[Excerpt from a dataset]
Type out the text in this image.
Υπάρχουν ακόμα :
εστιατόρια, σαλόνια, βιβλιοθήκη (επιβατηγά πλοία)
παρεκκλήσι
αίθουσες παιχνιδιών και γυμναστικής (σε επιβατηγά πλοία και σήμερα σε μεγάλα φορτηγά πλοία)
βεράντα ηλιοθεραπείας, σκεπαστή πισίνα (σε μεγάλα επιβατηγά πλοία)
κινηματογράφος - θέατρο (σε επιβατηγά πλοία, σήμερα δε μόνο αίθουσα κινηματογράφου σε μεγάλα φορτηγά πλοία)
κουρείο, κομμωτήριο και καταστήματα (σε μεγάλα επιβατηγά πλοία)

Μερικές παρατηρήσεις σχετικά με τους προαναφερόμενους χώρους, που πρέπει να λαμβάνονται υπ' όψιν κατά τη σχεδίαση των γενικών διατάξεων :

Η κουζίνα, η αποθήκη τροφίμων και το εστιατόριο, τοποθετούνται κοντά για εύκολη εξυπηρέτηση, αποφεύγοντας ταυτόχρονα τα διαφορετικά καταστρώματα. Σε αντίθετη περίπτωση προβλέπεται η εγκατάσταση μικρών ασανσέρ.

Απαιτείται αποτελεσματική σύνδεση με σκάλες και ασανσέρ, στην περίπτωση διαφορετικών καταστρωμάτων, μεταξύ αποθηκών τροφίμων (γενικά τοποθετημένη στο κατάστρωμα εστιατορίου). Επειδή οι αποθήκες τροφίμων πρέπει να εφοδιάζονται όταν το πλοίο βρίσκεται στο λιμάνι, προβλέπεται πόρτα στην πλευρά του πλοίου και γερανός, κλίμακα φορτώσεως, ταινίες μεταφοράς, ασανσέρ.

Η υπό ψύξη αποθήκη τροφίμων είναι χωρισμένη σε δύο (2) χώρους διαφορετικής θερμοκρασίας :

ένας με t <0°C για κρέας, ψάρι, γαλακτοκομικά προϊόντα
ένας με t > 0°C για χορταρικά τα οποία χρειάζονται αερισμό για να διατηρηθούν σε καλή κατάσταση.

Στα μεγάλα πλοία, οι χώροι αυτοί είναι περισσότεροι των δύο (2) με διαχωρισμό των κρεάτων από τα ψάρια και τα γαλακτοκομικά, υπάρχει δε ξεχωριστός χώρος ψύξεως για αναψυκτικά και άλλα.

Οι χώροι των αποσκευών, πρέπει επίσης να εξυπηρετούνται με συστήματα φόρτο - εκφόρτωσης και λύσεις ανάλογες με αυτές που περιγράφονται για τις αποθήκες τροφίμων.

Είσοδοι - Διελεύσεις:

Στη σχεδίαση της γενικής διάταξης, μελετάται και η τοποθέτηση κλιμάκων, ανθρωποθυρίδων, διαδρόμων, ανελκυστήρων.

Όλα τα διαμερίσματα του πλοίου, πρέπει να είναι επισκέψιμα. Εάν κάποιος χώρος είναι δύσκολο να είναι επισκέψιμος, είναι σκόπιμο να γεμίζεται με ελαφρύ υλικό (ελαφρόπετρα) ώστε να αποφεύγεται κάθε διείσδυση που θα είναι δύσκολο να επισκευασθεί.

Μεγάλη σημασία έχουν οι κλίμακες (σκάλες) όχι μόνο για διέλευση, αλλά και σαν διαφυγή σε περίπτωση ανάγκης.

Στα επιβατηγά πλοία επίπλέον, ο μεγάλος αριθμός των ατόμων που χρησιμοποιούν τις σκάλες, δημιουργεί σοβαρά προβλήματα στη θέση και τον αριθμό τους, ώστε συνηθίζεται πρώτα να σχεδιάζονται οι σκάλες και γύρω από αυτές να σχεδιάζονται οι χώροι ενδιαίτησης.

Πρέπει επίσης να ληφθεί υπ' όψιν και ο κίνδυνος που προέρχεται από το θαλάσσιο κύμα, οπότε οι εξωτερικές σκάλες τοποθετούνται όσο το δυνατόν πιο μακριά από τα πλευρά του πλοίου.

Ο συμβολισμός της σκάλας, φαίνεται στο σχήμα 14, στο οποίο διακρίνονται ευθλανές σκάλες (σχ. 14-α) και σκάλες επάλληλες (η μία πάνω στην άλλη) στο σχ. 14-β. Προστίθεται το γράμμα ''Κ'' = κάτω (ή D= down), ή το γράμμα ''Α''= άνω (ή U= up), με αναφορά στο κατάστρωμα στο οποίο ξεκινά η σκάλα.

Do this: Read through the data and copy every line where "επιβατηγά" shows up.

Answer for the task:
εστιατόρια, σαλόνια, βιβλιοθήκη (επιβατηγά πλοία)
αίθουσες παιχνιδιών και γυμναστικής (σε επιβατηγά πλοία και σήμερα σε μεγάλα φορτηγά πλοία)
βεράντα ηλιοθεραπείας, σκεπαστή πισίνα (σε μεγάλα επιβατηγά πλοία)
κινηματογράφος - θέατρο (σε επιβατηγά πλοία, σήμερα δε μόνο αίθουσα κινηματογράφου σε μεγάλα φορτηγά πλοία)
κουρείο, κομμωτήριο και καταστήματα (σε μεγάλα επιβατηγά πλοία)
Στα επιβατηγά πλοία επίπλέον, ο μεγάλος αριθμός των ατόμων που χρησιμοποιούν τις σκάλες, δημιουργεί σοβαρά προβλήματα στη θέση και τον αριθμό τους, ώστε συνηθίζεται πρώτα να σχεδιάζονται οι σκάλες και γύρω από αυτές να σχεδιάζονται οι χώροι ενδιαίτησης.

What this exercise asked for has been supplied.